Excerpt provided –
== == ==

At BFDF, the rule of the day is to keep the contractors, especially AGS on the job.We are fed the company line, that in Genesee County there are not many cases. Yet, all of these individuals entering here , to include the Immigration Judges and Court Staff, are not all residents in Genesee County.

Yes, we are in immigration custody, but we are far from fools. Many of us have lived for lengthy periods of time in this country. We are well educated. Many of us were successful businessmen, medical professionals, service workers, and everything in between. We are aware that there are various other counties in Western New York-Niagara;Monroe; Erie, where many of the AGS staff live and commute to Batavia from.

None of the Security, Food Service, Medical, Maintenance or Janitorial Staff are prohibited from leaving at the end of their shifts. They go home, go out, go shopping, all normal activities.However, they are the only ones who would introduce this dread killer into our midst.

The DHS/ICE are not in the business of releasing detainees, even those within the highest risk categories. There are cancer victims, cardiac patients, diabetics, lung disease victims, those afflicted with chronic auto-immune diseases being detained here.

Are we to be left to contract this disease and simply die?We are the sons and fathers;wives and mothers;brothers and sisters; grandfathers and grandmothers; friends and loved ones of others. Would the President own our deaths. How much longer would these cruel and inhumane immigration policies and laws result in suffering and eventual death?

BFDF is only on of many detention facilities, mostly all run by these wealthy and connected contractors. How many must die before something is done about temporarily releasing us?

While the Government constantly contends that we are safer here or in detention than with our loved ones, how can that be rationalized? With the constant exposure to all these outside workers coming in, how are we safer?

The authorities persist in allowing removable individuals into BFDF, once their state sentences have been served. These individuals are brought into the facility without being tested for the Covid-19. Is this indicative of safety?

Each individual brought in from New York State incarceration is taken first, on buses, filled with other prisoners, and manned by NYSDOCCS guards. They are taken to Downstate Correctional Facility and placed in bullpens for processing. Following this, they are loaded into other buses, filled with prisoners for a two to five day trek to Wende Correctional Facility. The buses stop at other jails, discharging and picking up other prisoners, and then to Auburn Correctional Facility, where the prisoners [stay] overnight, in the filthiest cells you can imagine.

== == ==

Record excerpts –
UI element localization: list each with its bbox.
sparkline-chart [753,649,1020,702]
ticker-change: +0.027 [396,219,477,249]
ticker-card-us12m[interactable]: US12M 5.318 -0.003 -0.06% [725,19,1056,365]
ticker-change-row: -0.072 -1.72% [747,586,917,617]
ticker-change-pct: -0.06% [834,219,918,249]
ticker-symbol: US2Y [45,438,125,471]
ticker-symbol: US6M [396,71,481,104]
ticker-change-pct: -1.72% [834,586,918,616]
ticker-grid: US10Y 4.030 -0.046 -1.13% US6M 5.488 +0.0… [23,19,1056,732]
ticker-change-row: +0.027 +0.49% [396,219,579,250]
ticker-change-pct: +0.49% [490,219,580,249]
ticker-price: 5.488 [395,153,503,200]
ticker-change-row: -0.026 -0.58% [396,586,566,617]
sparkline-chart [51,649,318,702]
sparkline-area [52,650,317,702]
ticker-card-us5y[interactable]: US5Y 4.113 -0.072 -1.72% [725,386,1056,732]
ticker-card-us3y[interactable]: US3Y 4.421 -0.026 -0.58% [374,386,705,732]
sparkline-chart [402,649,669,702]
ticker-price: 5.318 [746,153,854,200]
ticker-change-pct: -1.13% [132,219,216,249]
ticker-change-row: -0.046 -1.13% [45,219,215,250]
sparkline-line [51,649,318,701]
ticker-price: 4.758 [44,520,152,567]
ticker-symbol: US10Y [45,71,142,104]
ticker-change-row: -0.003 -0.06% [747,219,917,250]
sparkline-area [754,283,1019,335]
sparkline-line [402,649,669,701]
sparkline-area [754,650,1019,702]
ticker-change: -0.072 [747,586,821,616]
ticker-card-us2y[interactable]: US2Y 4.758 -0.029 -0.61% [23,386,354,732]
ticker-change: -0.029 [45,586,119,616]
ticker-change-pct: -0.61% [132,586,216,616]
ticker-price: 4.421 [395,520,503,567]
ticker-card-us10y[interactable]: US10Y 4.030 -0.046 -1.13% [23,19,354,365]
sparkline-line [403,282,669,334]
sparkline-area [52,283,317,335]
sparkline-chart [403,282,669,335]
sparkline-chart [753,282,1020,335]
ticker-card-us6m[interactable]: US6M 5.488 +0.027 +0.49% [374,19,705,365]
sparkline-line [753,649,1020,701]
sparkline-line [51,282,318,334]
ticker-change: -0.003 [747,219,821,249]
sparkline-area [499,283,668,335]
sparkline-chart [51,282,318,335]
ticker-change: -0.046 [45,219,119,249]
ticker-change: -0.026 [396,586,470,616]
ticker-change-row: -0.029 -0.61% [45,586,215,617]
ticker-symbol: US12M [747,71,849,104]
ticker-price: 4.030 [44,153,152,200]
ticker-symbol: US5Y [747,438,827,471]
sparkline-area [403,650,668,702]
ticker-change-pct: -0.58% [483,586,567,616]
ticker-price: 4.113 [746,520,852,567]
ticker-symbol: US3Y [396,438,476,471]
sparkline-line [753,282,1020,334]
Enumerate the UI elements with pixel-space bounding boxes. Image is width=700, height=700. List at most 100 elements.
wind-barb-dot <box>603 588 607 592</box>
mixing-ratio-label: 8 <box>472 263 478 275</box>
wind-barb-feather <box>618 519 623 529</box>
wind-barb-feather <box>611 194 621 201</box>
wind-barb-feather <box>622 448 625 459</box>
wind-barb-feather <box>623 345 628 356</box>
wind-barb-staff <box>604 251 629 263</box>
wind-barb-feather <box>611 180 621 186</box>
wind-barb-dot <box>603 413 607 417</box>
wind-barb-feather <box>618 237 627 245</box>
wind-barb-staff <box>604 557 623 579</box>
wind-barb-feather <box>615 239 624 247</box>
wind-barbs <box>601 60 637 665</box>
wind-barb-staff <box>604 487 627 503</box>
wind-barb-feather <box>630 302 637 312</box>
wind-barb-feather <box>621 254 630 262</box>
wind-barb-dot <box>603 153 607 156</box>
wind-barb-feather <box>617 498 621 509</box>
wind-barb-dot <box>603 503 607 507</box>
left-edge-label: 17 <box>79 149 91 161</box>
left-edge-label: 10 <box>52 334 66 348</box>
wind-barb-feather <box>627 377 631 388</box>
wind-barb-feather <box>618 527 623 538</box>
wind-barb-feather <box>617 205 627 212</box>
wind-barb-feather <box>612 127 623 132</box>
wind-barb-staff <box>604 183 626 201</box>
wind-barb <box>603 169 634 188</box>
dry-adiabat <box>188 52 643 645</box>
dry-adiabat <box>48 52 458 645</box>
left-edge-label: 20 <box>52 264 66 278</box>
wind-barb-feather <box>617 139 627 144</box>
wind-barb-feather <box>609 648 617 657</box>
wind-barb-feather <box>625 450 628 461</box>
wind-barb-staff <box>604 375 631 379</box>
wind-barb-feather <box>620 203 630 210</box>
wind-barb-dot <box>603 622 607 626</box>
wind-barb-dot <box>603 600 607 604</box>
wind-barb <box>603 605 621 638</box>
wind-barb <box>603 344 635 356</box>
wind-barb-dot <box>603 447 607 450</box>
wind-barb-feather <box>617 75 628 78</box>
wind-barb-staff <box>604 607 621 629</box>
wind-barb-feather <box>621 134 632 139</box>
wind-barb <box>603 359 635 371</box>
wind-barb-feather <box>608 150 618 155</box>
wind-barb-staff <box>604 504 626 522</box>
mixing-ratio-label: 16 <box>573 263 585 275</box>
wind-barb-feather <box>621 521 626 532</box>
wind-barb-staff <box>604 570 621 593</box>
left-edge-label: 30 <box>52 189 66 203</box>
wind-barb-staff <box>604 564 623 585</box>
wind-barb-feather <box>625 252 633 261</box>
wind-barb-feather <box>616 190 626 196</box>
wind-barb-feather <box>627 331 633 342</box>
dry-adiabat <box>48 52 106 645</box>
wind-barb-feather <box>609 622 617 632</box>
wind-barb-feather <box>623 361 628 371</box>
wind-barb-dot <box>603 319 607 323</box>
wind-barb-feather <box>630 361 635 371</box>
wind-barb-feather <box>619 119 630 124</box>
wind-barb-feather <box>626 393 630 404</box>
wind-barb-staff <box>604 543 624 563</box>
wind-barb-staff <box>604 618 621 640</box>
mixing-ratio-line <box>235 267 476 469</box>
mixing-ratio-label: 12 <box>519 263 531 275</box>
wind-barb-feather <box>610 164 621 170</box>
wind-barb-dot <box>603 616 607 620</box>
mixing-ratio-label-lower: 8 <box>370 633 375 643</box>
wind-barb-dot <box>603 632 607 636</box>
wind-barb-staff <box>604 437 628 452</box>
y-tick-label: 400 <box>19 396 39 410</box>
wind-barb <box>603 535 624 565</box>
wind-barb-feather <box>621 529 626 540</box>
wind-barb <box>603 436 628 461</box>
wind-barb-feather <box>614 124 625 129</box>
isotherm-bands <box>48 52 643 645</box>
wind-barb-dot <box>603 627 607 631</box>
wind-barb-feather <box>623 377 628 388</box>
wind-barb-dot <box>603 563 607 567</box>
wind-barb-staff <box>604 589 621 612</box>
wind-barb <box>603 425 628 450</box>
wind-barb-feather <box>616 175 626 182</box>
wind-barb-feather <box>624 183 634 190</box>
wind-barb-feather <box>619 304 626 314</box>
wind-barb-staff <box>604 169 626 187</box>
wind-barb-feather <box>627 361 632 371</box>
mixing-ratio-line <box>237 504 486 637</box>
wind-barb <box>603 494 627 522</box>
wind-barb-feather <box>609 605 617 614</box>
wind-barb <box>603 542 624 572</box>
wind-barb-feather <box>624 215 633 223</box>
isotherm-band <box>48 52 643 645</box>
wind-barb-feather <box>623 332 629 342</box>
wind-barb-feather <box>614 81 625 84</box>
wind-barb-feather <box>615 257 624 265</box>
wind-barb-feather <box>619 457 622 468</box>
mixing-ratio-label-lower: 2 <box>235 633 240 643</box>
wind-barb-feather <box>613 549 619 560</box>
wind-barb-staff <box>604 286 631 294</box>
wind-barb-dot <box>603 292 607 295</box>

== == ==

Check your understanding –
1. Return the part of the BFDF letter from "None of the" to "into our midst.".
2. Which kinds of staff does the BFDF letter say are not prohibited from leaving at the end of their shifts? List them all.
3. Rewrite the paragraph of the BFDF letter that begins "Each individual brought in from New York State incarceration" as a short list of steps.
The items are separate material, not part of the BFDF letter.

Answers for this exercise –
1.
None of the Security, Food Service, Medical, Maintenance or Janitorial Staff are prohibited from leaving at the end of their shifts. They go home, go out, go shopping, all normal activities.However, they are the only ones who would introduce this dread killer into our midst.

2.
- Security
- Food Service
- Medical
- Maintenance
- Janitorial

3.
1. Each person coming from New York State incarceration rides a bus full of other prisoners, guarded by NYSDOCCS guards.
2. They go first to Downstate Correctional Facility and are held in bullpens for processing.
3. They are put on other crowded buses for a two to five day trip to Wende Correctional Facility.
4. Along the way, the buses stop at other jails to drop off and pick up prisoners.
5. The prisoners stay overnight at Auburn Correctional Facility in very filthy cells.